*WHAT IS NEEDED*. Copy the data word for word, keeping every line.

*MATERIAL PROVIDED*.
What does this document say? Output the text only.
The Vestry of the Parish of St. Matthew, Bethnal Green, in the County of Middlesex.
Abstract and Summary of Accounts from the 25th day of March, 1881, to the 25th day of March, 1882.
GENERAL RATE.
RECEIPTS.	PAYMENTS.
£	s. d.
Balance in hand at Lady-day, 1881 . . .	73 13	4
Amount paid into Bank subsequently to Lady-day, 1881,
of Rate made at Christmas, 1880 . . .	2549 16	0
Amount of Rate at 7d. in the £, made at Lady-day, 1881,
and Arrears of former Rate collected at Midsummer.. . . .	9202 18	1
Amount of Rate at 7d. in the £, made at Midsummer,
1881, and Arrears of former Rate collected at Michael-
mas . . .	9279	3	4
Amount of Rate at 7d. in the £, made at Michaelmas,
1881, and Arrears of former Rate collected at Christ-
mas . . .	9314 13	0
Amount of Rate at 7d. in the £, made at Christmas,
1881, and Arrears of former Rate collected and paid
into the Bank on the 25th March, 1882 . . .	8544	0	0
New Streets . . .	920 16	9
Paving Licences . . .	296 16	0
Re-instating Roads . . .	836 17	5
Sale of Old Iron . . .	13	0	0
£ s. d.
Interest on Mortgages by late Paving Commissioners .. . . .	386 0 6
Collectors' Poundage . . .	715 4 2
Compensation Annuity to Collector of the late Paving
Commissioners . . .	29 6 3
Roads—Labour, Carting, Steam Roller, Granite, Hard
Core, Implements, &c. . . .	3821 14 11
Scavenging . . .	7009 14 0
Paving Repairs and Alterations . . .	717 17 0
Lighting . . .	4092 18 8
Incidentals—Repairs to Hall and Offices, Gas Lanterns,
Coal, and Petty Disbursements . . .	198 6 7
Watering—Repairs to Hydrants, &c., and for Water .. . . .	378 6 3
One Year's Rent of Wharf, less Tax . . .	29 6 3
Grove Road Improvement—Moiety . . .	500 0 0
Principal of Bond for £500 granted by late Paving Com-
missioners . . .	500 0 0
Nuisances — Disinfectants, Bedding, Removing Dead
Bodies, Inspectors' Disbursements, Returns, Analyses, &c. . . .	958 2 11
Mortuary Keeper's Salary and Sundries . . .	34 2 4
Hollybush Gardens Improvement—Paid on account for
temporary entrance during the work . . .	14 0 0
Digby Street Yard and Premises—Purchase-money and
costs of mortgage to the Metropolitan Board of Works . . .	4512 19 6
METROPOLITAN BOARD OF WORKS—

*TASK RESPONSE*.
What does this document say? Output the text only.
The Vestry of the Parish of St. Matthew, Bethnal Green, in the County of Middlesex.
Abstract and Summary of Accounts from the 25th day of March, 1881, to the 25th day of March, 1882.
GENERAL RATE.
RECEIPTS.	PAYMENTS.
£	s. d.
Balance in hand at Lady-day, 1881 . . .	73 13	4
Amount paid into Bank subsequently to Lady-day, 1881,
of Rate made at Christmas, 1880 . . .	2549 16	0
Amount of Rate at 7d. in the £, made at Lady-day, 1881,
and Arrears of former Rate collected at Midsummer.. . . .	9202 18	1
Amount of Rate at 7d. in the £, made at Midsummer,
1881, and Arrears of former Rate collected at Michael-
mas . . .	9279	3	4
Amount of Rate at 7d. in the £, made at Michaelmas,
1881, and Arrears of former Rate collected at Christ-
mas . . .	9314 13	0
Amount of Rate at 7d. in the £, made at Christmas,
1881, and Arrears of former Rate collected and paid
into the Bank on the 25th March, 1882 . . .	8544	0	0
New Streets . . .	920 16	9
Paving Licences . . .	296 16	0
Re-instating Roads . . .	836 17	5
Sale of Old Iron . . .	13	0	0
£ s. d.
Interest on Mortgages by late Paving Commissioners .. . . .	386 0 6
Collectors' Poundage . . .	715 4 2
Compensation Annuity to Collector of the late Paving
Commissioners . . .	29 6 3
Roads—Labour, Carting, Steam Roller, Granite, Hard
Core, Implements, &c. . . .	3821 14 11
Scavenging . . .	7009 14 0
Paving Repairs and Alterations . . .	717 17 0
Lighting . . .	4092 18 8
Incidentals—Repairs to Hall and Offices, Gas Lanterns,
Coal, and Petty Disbursements . . .	198 6 7
Watering—Repairs to Hydrants, &c., and for Water .. . . .	378 6 3
One Year's Rent of Wharf, less Tax . . .	29 6 3
Grove Road Improvement—Moiety . . .	500 0 0
Principal of Bond for £500 granted by late Paving Com-
missioners . . .	500 0 0
Nuisances — Disinfectants, Bedding, Removing Dead
Bodies, Inspectors' Disbursements, Returns, Analyses, &c. . . .	958 2 11
Mortuary Keeper's Salary and Sundries . . .	34 2 4
Hollybush Gardens Improvement—Paid on account for
temporary entrance during the work . . .	14 0 0
Digby Street Yard and Premises—Purchase-money and
costs of mortgage to the Metropolitan Board of Works . . .	4512 19 6
METROPOLITAN BOARD OF WORKS—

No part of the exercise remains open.